→ What is expected: From the listing below, pull out every line where the string "слова" appears.

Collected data

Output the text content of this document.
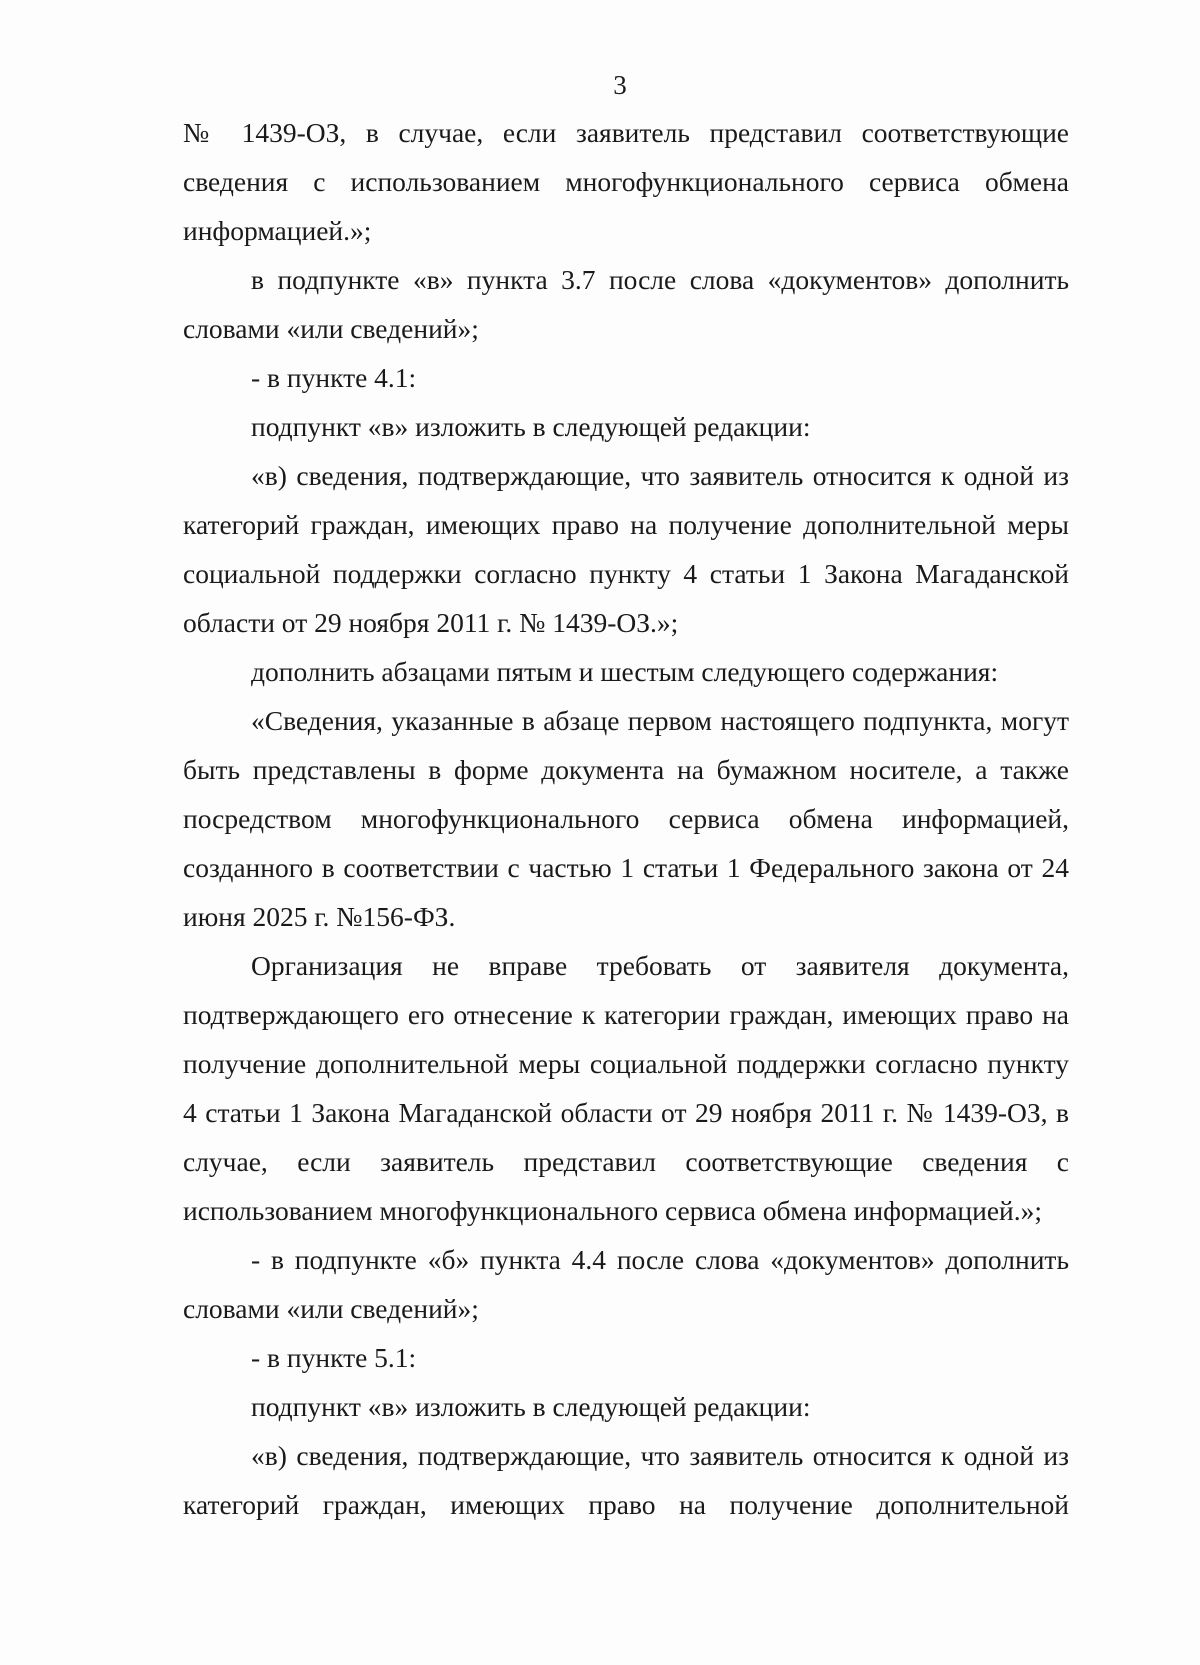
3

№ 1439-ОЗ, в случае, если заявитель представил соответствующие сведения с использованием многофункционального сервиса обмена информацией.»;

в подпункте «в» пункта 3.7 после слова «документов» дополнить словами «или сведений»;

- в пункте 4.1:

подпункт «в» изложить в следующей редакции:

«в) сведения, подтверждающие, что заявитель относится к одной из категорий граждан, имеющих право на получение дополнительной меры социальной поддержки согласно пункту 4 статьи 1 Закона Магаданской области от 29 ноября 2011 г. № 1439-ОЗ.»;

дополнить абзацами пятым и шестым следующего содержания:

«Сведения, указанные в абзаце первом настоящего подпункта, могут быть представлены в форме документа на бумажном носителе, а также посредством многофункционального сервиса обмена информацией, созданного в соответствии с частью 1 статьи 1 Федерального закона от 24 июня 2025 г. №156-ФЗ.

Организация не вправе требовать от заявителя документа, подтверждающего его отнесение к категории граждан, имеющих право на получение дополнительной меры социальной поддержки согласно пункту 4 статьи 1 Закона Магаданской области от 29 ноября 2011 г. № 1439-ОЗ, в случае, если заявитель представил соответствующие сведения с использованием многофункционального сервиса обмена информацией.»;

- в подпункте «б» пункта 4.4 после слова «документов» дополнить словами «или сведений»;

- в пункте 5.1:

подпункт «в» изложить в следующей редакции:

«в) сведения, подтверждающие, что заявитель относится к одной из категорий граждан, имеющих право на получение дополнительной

--

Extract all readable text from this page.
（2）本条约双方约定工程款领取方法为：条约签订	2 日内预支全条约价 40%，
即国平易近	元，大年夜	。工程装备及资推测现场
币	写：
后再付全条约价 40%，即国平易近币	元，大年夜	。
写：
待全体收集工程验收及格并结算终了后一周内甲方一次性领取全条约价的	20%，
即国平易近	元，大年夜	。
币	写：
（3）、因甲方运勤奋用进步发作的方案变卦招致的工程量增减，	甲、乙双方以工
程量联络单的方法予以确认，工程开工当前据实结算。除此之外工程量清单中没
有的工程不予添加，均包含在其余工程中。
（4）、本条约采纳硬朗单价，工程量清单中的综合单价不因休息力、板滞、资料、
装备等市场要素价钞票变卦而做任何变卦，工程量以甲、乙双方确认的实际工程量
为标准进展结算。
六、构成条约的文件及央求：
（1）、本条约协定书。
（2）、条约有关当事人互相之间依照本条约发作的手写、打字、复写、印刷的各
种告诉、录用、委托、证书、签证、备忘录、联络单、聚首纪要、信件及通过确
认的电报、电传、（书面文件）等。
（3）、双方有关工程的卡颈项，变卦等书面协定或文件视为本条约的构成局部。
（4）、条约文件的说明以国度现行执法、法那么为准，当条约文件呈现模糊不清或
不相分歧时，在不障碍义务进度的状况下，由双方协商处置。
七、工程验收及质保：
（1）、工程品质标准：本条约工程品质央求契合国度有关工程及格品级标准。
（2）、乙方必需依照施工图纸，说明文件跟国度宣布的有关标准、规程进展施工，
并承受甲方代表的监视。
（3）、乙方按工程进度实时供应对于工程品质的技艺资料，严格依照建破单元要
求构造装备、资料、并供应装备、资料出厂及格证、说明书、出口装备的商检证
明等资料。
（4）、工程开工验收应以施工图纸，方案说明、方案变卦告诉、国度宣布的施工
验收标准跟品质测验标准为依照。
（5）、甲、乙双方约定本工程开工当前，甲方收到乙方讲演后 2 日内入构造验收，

---

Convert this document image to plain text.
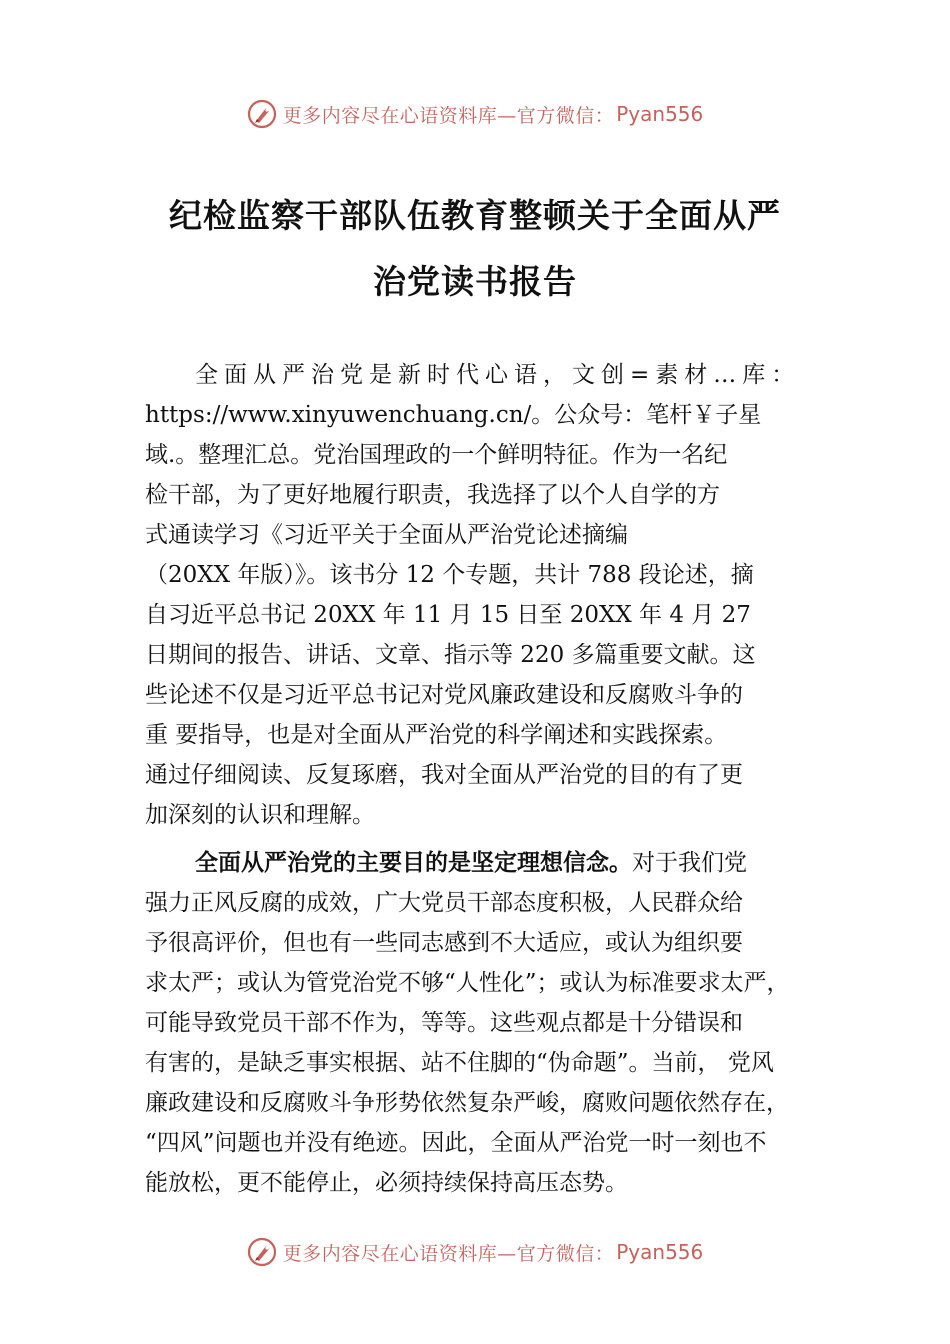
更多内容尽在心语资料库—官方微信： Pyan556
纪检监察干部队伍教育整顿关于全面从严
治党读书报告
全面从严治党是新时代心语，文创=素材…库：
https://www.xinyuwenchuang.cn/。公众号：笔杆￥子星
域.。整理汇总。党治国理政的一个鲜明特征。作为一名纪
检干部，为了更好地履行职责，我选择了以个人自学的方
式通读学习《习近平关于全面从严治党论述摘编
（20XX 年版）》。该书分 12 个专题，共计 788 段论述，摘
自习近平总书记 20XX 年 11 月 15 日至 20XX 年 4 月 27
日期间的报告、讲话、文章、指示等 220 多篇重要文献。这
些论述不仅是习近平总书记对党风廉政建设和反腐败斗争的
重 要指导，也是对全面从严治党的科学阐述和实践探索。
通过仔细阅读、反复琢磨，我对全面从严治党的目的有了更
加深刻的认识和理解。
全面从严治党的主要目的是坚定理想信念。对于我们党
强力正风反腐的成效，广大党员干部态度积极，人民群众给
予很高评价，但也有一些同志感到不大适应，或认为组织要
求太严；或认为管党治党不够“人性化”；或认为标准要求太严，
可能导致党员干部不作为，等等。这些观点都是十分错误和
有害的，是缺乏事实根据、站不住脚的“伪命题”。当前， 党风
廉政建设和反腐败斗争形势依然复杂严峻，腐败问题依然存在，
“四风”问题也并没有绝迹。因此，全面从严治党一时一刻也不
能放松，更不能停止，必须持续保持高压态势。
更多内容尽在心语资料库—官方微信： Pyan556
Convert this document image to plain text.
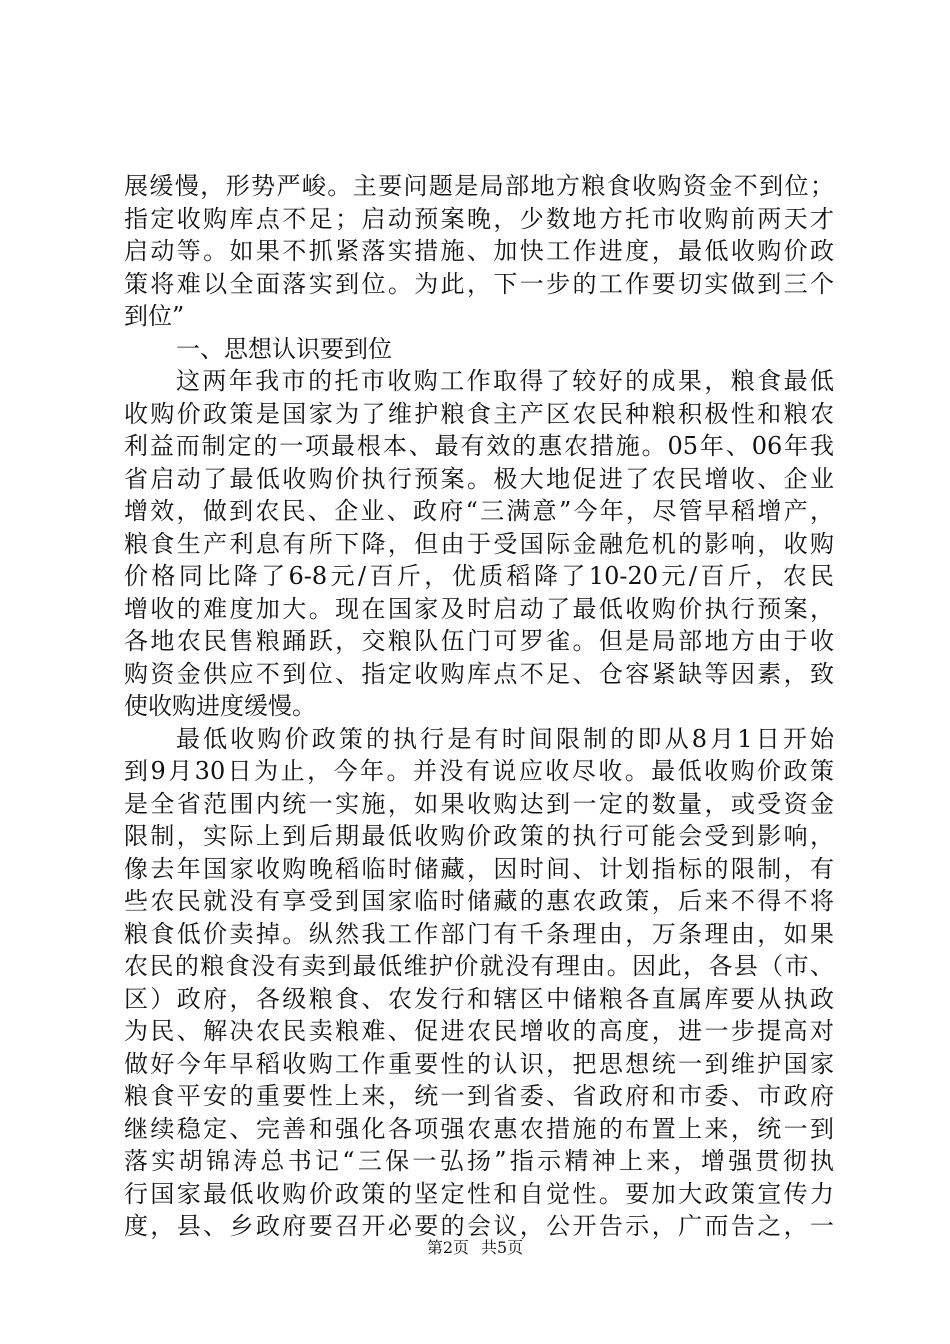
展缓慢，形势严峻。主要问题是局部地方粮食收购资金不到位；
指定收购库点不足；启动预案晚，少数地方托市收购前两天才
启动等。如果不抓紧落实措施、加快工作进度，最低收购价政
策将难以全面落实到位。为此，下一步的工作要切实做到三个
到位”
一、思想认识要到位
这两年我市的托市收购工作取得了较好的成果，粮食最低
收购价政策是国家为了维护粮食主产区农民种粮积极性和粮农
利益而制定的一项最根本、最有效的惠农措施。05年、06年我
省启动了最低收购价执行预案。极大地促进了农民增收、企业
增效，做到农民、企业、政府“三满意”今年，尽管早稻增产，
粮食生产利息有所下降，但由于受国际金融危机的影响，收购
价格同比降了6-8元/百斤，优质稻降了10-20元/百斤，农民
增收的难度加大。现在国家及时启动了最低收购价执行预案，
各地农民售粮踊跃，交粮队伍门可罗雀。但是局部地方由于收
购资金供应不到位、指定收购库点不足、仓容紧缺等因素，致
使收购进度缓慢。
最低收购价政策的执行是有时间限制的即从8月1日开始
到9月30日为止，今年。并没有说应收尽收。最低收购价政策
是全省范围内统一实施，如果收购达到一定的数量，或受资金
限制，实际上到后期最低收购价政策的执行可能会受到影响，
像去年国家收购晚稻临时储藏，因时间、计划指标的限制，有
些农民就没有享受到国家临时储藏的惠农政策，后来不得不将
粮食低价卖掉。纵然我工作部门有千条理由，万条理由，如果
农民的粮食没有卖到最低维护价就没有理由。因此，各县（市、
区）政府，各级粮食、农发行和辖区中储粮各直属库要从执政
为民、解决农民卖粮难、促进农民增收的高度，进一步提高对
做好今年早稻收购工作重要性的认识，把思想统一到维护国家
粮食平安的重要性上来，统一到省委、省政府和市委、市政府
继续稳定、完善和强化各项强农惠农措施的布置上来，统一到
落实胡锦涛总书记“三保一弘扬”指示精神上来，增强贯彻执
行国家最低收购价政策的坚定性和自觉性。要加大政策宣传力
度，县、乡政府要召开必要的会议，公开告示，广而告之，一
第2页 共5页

→ Solved exercise:
в подпункте «в» пункта 3.7 после слова «документов» дополнить словами «или сведений»;
- в подпункте «б» пункта 4.4 после слова «документов» дополнить словами «или сведений»;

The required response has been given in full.